- _PROBLEM DETAILS_:
Write the material out again exactly as it stands.

- _RECORDS FOR THE EXERCISE_:
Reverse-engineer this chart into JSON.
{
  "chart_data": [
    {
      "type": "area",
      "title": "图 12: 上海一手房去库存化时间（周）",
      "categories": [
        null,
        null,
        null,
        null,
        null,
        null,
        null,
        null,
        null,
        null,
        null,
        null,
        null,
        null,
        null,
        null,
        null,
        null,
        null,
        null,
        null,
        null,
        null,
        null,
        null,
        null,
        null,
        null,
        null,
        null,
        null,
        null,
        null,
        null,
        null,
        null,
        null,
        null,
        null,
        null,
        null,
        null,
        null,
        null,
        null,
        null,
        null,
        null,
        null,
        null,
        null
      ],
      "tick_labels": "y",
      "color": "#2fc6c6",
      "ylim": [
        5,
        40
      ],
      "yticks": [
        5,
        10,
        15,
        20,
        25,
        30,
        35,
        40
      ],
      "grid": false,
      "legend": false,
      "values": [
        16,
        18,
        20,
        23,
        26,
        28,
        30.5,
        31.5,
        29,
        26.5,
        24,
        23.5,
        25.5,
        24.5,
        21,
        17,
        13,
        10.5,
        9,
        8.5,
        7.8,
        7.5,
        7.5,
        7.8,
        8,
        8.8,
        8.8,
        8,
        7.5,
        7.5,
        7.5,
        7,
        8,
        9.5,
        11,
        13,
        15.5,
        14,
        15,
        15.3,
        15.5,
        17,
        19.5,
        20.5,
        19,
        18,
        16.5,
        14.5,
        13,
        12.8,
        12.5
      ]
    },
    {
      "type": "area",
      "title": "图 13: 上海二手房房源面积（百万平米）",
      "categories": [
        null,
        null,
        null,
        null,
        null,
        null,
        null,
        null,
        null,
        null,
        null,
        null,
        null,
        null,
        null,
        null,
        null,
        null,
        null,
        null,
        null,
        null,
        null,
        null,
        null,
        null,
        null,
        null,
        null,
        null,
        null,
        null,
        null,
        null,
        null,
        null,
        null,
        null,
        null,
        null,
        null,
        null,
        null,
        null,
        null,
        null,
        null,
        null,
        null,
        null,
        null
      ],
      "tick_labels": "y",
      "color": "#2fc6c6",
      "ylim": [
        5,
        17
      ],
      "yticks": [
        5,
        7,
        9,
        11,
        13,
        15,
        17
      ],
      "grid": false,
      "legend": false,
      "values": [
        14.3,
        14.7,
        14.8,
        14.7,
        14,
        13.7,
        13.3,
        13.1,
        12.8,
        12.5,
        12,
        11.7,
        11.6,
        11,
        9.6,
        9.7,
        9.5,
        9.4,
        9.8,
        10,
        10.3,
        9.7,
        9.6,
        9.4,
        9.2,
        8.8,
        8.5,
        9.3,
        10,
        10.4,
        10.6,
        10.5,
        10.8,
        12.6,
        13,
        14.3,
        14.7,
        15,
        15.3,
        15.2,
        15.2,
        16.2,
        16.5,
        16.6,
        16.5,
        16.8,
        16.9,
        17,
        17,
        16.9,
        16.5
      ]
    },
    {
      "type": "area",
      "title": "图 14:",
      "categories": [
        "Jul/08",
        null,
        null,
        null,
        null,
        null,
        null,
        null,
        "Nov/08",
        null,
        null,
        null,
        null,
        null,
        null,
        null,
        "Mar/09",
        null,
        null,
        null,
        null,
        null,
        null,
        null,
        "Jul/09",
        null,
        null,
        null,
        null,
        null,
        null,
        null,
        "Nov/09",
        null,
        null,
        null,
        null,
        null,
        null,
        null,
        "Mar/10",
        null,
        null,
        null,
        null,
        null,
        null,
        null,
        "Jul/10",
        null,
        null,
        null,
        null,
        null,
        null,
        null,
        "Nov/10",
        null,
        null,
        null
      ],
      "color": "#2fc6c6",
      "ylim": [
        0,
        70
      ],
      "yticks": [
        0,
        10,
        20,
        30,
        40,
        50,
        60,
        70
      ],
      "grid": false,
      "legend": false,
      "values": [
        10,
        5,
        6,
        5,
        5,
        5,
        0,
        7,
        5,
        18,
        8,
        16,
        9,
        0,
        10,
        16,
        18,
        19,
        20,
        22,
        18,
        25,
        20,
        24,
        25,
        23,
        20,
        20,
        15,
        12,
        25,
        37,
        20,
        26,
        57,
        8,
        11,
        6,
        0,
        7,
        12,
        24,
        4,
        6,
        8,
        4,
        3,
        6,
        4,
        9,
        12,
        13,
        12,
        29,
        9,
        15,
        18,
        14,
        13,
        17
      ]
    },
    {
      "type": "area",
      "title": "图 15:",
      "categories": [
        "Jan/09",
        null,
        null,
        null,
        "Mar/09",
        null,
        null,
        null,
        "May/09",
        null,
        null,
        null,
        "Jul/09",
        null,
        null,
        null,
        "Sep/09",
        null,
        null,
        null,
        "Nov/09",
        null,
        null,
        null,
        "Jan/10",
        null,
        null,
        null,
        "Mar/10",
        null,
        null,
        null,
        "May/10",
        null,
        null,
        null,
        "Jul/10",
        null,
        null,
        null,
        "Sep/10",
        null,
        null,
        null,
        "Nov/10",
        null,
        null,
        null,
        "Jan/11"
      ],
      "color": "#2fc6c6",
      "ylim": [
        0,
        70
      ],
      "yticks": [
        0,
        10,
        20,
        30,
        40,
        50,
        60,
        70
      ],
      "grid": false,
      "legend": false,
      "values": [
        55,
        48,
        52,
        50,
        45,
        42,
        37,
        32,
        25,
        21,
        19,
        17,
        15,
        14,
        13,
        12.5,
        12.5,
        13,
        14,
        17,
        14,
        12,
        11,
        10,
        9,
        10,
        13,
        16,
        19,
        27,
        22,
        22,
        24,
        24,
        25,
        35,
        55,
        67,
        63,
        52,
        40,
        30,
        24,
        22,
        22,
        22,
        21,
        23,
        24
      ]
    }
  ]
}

- _OUTPUT FOR THIS EXERCISE_:
Reverse-engineer this chart into JSON.
{
  "chart_data": [
    {
      "type": "area",
      "title": "图 12: 上海一手房去库存化时间（周）",
      "categories": [
        null,
        null,
        null,
        null,
        null,
        null,
        null,
        null,
        null,
        null,
        null,
        null,
        null,
        null,
        null,
        null,
        null,
        null,
        null,
        null,
        null,
        null,
        null,
        null,
        null,
        null,
        null,
        null,
        null,
        null,
        null,
        null,
        null,
        null,
        null,
        null,
        null,
        null,
        null,
        null,
        null,
        null,
        null,
        null,
        null,
        null,
        null,
        null,
        null,
        null,
        null
      ],
      "tick_labels": "y",
      "color": "#2fc6c6",
      "ylim": [
        5,
        40
      ],
      "yticks": [
        5,
        10,
        15,
        20,
        25,
        30,
        35,
        40
      ],
      "grid": false,
      "legend": false,
      "values": [
        16,
        18,
        20,
        23,
        26,
        28,
        30.5,
        31.5,
        29,
        26.5,
        24,
        23.5,
        25.5,
        24.5,
        21,
        17,
        13,
        10.5,
        9,
        8.5,
        7.8,
        7.5,
        7.5,
        7.8,
        8,
        8.8,
        8.8,
        8,
        7.5,
        7.5,
        7.5,
        7,
        8,
        9.5,
        11,
        13,
        15.5,
        14,
        15,
        15.3,
        15.5,
        17,
        19.5,
        20.5,
        19,
        18,
        16.5,
        14.5,
        13,
        12.8,
        12.5
      ]
    },
    {
      "type": "area",
      "title": "图 13: 上海二手房房源面积（百万平米）",
      "categories": [
        null,
        null,
        null,
        null,
        null,
        null,
        null,
        null,
        null,
        null,
        null,
        null,
        null,
        null,
        null,
        null,
        null,
        null,
        null,
        null,
        null,
        null,
        null,
        null,
        null,
        null,
        null,
        null,
        null,
        null,
        null,
        null,
        null,
        null,
        null,
        null,
        null,
        null,
        null,
        null,
        null,
        null,
        null,
        null,
        null,
        null,
        null,
        null,
        null,
        null,
        null
      ],
      "tick_labels": "y",
      "color": "#2fc6c6",
      "ylim": [
        5,
        17
      ],
      "yticks": [
        5,
        7,
        9,
        11,
        13,
        15,
        17
      ],
      "grid": false,
      "legend": false,
      "values": [
        14.3,
        14.7,
        14.8,
        14.7,
        14,
        13.7,
        13.3,
        13.1,
        12.8,
        12.5,
        12,
        11.7,
        11.6,
        11,
        9.6,
        9.7,
        9.5,
        9.4,
        9.8,
        10,
        10.3,
        9.7,
        9.6,
        9.4,
        9.2,
        8.8,
        8.5,
        9.3,
        10,
        10.4,
        10.6,
        10.5,
        10.8,
        12.6,
        13,
        14.3,
        14.7,
        15,
        15.3,
        15.2,
        15.2,
        16.2,
        16.5,
        16.6,
        16.5,
        16.8,
        16.9,
        17,
        17,
        16.9,
        16.5
      ]
    },
    {
      "type": "area",
      "title": "图 14:",
      "categories": [
        "Jul/08",
        null,
        null,
        null,
        null,
        null,
        null,
        null,
        "Nov/08",
        null,
        null,
        null,
        null,
        null,
        null,
        null,
        "Mar/09",
        null,
        null,
        null,
        null,
        null,
        null,
        null,
        "Jul/09",
        null,
        null,
        null,
        null,
        null,
        null,
        null,
        "Nov/09",
        null,
        null,
        null,
        null,
        null,
        null,
        null,
        "Mar/10",
        null,
        null,
        null,
        null,
        null,
        null,
        null,
        "Jul/10",
        null,
        null,
        null,
        null,
        null,
        null,
        null,
        "Nov/10",
        null,
        null,
        null
      ],
      "color": "#2fc6c6",
      "ylim": [
        0,
        70
      ],
      "yticks": [
        0,
        10,
        20,
        30,
        40,
        50,
        60,
        70
      ],
      "grid": false,
      "legend": false,
      "values": [
        10,
        5,
        6,
        5,
        5,
        5,
        0,
        7,
        5,
        18,
        8,
        16,
        9,
        0,
        10,
        16,
        18,
        19,
        20,
        22,
        18,
        25,
        20,
        24,
        25,
        23,
        20,
        20,
        15,
        12,
        25,
        37,
        20,
        26,
        57,
        8,
        11,
        6,
        0,
        7,
        12,
        24,
        4,
        6,
        8,
        4,
        3,
        6,
        4,
        9,
        12,
        13,
        12,
        29,
        9,
        15,
        18,
        14,
        13,
        17
      ]
    },
    {
      "type": "area",
      "title": "图 15:",
      "categories": [
        "Jan/09",
        null,
        null,
        null,
        "Mar/09",
        null,
        null,
        null,
        "May/09",
        null,
        null,
        null,
        "Jul/09",
        null,
        null,
        null,
        "Sep/09",
        null,
        null,
        null,
        "Nov/09",
        null,
        null,
        null,
        "Jan/10",
        null,
        null,
        null,
        "Mar/10",
        null,
        null,
        null,
        "May/10",
        null,
        null,
        null,
        "Jul/10",
        null,
        null,
        null,
        "Sep/10",
        null,
        null,
        null,
        "Nov/10",
        null,
        null,
        null,
        "Jan/11"
      ],
      "color": "#2fc6c6",
      "ylim": [
        0,
        70
      ],
      "yticks": [
        0,
        10,
        20,
        30,
        40,
        50,
        60,
        70
      ],
      "grid": false,
      "legend": false,
      "values": [
        55,
        48,
        52,
        50,
        45,
        42,
        37,
        32,
        25,
        21,
        19,
        17,
        15,
        14,
        13,
        12.5,
        12.5,
        13,
        14,
        17,
        14,
        12,
        11,
        10,
        9,
        10,
        13,
        16,
        19,
        27,
        22,
        22,
        24,
        24,
        25,
        35,
        55,
        67,
        63,
        52,
        40,
        30,
        24,
        22,
        22,
        22,
        21,
        23,
        24
      ]
    }
  ]
}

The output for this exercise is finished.